Directive → How many lines of these entries hold the string "name"? Answer with the number alone.

⁂

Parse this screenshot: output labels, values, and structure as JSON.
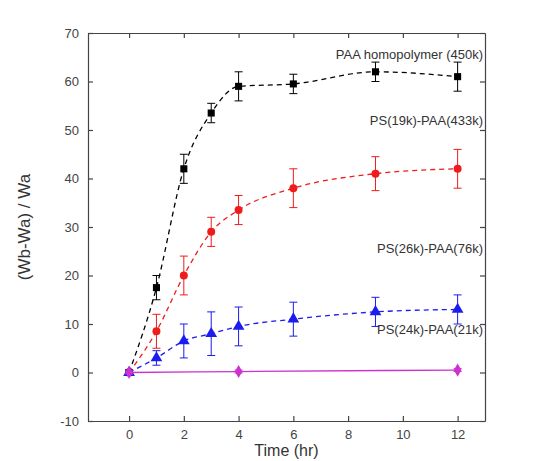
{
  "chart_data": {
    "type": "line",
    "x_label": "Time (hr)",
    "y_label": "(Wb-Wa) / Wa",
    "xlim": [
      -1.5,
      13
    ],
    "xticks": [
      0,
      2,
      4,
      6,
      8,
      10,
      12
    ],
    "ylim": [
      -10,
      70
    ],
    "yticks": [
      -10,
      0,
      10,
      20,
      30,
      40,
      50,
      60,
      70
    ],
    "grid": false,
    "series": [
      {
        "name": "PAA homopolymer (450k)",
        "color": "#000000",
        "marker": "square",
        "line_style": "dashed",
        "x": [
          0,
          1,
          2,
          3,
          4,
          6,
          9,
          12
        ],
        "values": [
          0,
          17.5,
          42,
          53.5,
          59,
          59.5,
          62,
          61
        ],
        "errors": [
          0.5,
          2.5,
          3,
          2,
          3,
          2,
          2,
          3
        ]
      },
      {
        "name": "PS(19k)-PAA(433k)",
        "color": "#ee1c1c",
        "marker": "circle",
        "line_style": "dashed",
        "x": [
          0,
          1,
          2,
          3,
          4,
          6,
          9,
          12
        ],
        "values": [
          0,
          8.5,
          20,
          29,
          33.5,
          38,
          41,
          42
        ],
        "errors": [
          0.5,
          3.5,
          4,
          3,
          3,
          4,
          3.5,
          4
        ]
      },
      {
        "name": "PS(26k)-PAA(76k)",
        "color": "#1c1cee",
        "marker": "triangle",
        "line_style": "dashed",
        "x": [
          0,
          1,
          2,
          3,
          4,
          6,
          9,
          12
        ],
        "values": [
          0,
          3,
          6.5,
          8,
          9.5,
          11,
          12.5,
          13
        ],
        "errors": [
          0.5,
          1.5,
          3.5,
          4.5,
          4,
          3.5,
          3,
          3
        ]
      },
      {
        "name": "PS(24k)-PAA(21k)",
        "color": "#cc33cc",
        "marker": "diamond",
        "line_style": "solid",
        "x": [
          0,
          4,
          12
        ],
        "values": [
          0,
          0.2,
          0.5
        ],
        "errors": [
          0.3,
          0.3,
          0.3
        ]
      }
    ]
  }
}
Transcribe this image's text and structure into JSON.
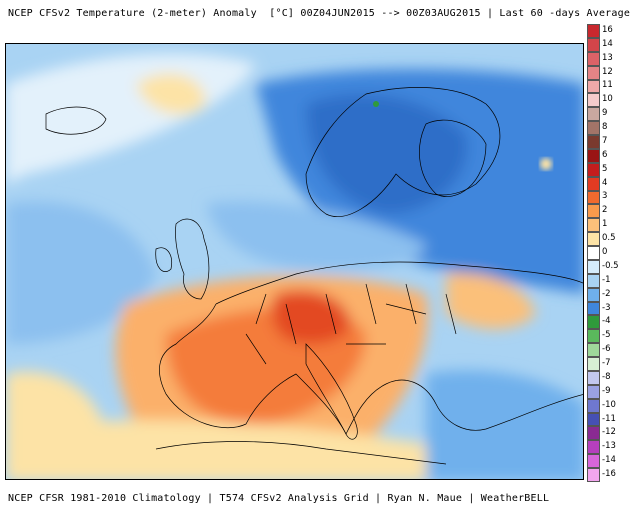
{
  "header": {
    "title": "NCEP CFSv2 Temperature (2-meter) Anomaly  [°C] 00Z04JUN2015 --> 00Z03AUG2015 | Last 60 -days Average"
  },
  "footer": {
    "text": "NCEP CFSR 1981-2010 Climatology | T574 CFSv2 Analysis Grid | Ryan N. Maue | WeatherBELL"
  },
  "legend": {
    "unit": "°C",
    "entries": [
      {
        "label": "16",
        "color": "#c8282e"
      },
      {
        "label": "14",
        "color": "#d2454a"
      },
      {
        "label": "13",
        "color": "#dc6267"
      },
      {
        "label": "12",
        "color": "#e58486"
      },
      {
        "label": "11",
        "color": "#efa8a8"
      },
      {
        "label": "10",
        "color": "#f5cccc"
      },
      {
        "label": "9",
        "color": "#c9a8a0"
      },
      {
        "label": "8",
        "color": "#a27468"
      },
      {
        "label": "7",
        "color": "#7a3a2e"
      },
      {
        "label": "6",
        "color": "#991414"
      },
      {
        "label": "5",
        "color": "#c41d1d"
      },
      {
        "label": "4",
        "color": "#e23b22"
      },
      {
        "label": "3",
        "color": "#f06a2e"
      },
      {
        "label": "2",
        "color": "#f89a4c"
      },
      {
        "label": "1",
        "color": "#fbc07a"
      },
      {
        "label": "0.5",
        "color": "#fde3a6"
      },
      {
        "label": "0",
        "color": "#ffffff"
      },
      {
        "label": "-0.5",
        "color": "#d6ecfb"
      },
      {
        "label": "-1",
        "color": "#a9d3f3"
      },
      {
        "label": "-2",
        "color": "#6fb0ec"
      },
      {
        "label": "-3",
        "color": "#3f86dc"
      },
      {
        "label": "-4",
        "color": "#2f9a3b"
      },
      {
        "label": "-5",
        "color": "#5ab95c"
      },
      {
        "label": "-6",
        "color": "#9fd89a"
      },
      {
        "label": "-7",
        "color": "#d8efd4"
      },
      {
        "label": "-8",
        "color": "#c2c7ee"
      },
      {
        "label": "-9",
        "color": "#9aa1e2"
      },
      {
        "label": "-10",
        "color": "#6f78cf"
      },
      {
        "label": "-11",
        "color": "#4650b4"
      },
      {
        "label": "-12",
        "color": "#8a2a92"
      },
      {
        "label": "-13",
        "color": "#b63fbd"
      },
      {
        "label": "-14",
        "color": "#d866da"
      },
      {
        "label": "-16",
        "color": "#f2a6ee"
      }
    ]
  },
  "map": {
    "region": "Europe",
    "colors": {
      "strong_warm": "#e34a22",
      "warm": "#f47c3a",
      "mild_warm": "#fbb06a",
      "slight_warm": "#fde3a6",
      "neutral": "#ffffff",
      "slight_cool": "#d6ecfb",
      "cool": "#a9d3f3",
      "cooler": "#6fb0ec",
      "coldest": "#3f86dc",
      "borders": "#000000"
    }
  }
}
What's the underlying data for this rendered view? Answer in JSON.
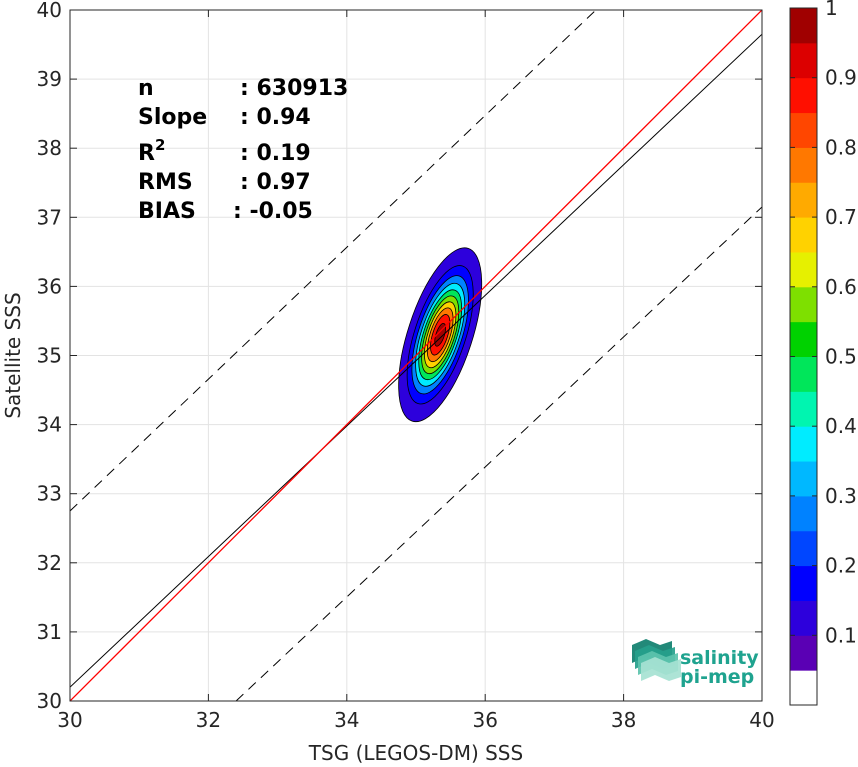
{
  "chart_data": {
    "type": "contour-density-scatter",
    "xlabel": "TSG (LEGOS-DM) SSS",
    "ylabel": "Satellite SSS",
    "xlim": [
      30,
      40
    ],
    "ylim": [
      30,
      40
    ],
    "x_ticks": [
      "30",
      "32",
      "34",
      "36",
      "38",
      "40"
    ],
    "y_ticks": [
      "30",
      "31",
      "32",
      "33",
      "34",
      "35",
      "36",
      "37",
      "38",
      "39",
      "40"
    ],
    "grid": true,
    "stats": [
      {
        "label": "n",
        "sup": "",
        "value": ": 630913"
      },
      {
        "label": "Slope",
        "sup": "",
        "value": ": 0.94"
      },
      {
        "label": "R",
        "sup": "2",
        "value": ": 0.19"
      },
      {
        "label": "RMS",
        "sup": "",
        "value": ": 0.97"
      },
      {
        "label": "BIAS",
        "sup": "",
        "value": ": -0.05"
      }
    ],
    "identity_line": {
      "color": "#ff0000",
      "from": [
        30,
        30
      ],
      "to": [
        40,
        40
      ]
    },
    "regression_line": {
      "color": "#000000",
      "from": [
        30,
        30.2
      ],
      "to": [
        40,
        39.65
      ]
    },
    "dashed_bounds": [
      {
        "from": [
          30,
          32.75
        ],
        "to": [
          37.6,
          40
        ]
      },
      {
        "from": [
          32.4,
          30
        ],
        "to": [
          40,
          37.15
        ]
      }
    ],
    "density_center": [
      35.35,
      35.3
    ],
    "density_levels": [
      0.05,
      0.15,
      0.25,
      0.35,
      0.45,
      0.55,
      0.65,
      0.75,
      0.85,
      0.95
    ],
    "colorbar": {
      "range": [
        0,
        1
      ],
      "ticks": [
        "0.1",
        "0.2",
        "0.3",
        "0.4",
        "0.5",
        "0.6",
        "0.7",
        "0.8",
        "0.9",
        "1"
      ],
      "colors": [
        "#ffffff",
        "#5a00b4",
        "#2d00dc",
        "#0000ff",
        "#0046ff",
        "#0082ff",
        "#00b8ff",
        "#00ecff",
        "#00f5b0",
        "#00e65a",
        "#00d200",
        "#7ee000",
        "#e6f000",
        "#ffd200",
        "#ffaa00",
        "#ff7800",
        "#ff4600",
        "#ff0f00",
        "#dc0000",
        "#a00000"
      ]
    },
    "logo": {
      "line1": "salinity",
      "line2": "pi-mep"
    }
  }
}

⁂

Answer to this exercise → 4